All lines featuring the string "icon" are to be listed.

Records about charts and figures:
....................

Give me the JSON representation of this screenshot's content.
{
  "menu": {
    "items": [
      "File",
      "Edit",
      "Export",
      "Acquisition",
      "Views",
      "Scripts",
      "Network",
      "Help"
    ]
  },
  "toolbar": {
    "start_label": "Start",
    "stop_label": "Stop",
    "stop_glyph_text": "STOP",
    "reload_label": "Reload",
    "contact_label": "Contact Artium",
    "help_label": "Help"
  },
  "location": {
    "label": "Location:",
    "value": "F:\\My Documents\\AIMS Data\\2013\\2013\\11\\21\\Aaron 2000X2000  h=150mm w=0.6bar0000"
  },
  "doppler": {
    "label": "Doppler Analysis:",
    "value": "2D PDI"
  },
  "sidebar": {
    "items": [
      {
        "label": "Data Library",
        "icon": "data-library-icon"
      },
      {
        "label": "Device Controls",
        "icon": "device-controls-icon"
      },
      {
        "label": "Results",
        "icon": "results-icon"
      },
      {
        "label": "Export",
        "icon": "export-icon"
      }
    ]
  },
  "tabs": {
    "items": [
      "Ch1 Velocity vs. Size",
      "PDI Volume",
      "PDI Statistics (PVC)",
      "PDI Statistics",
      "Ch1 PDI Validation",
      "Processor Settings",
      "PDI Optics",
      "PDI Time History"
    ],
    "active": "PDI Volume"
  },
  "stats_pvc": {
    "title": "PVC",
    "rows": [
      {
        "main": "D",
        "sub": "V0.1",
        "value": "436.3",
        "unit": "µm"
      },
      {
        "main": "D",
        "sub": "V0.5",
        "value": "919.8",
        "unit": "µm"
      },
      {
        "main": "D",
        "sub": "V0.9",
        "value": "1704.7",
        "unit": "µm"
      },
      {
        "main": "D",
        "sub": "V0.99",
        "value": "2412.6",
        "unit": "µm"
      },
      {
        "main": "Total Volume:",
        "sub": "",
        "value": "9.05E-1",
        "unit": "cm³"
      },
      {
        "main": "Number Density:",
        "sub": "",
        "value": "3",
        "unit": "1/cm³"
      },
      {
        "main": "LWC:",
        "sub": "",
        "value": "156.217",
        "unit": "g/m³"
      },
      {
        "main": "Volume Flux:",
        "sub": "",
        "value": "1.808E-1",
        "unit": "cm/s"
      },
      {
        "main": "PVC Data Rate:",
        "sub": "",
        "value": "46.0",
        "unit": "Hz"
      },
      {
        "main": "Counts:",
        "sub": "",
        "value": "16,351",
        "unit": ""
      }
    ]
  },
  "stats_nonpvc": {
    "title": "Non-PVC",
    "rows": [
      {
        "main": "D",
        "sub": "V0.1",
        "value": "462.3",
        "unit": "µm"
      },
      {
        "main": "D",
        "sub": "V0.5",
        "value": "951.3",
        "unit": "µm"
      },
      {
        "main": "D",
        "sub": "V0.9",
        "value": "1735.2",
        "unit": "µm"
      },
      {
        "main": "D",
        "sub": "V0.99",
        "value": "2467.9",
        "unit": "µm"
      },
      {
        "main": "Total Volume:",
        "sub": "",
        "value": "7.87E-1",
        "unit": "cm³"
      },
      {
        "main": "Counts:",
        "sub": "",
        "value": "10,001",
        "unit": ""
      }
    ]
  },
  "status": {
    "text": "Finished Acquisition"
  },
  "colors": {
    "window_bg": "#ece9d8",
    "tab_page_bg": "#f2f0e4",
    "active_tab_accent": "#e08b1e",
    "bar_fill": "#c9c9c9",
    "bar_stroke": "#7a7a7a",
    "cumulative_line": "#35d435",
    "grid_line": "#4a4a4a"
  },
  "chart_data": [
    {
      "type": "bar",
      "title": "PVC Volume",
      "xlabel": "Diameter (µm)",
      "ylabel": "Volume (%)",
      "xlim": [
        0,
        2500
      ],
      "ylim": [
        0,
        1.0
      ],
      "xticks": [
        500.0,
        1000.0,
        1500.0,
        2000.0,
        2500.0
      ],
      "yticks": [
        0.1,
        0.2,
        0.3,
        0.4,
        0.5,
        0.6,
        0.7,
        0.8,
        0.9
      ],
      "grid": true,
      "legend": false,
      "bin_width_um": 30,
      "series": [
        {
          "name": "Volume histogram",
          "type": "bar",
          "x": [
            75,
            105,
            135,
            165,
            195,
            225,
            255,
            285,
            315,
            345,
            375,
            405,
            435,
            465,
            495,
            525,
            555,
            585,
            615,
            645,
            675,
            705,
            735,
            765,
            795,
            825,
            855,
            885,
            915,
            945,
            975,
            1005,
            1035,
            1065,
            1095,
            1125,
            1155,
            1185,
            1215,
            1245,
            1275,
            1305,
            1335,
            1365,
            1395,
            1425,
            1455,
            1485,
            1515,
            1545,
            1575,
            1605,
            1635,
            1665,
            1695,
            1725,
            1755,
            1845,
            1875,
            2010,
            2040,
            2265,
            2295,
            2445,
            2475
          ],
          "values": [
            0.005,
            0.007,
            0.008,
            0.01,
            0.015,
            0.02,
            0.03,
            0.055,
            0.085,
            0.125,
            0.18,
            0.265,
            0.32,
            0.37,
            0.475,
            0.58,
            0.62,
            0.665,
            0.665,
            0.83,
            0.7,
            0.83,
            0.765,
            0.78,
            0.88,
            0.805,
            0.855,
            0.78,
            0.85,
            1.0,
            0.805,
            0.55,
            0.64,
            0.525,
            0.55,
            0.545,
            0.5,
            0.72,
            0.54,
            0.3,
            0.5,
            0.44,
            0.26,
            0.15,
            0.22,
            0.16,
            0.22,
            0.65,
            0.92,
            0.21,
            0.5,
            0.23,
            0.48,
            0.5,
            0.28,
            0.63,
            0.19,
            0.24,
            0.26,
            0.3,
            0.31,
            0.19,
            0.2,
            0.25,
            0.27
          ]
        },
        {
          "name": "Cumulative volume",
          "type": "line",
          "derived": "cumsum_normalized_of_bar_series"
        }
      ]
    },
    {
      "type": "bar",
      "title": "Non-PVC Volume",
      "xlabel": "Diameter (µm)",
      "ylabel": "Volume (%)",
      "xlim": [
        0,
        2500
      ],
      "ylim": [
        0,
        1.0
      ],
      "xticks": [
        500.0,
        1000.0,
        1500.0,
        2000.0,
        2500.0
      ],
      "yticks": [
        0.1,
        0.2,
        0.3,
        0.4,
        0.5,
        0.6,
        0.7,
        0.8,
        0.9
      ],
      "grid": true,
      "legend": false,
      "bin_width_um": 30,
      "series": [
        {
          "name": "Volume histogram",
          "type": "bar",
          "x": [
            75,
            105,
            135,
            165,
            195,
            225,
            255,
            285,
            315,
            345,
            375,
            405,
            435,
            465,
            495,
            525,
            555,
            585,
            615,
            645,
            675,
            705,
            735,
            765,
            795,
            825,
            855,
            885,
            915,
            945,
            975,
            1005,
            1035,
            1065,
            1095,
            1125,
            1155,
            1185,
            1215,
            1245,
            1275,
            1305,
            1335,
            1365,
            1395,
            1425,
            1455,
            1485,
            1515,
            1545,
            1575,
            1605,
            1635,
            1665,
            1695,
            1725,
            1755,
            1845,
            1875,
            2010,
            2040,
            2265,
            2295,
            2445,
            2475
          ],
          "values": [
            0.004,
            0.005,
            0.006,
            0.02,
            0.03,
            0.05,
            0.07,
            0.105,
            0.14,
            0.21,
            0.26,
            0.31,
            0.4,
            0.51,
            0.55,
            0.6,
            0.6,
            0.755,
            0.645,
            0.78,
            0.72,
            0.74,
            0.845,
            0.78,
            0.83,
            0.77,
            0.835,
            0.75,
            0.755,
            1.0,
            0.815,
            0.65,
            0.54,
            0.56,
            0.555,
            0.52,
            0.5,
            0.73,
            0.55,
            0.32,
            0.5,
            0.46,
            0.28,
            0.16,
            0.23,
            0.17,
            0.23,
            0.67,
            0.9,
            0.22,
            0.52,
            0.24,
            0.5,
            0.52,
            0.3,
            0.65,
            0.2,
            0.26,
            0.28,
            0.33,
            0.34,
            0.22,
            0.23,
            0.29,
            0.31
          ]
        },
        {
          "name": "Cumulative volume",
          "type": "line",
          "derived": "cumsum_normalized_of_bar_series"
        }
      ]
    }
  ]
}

....................

**Task output:**
        "icon": "data-library-icon"
        "icon": "device-controls-icon"
        "icon": "results-icon"
        "icon": "export-icon"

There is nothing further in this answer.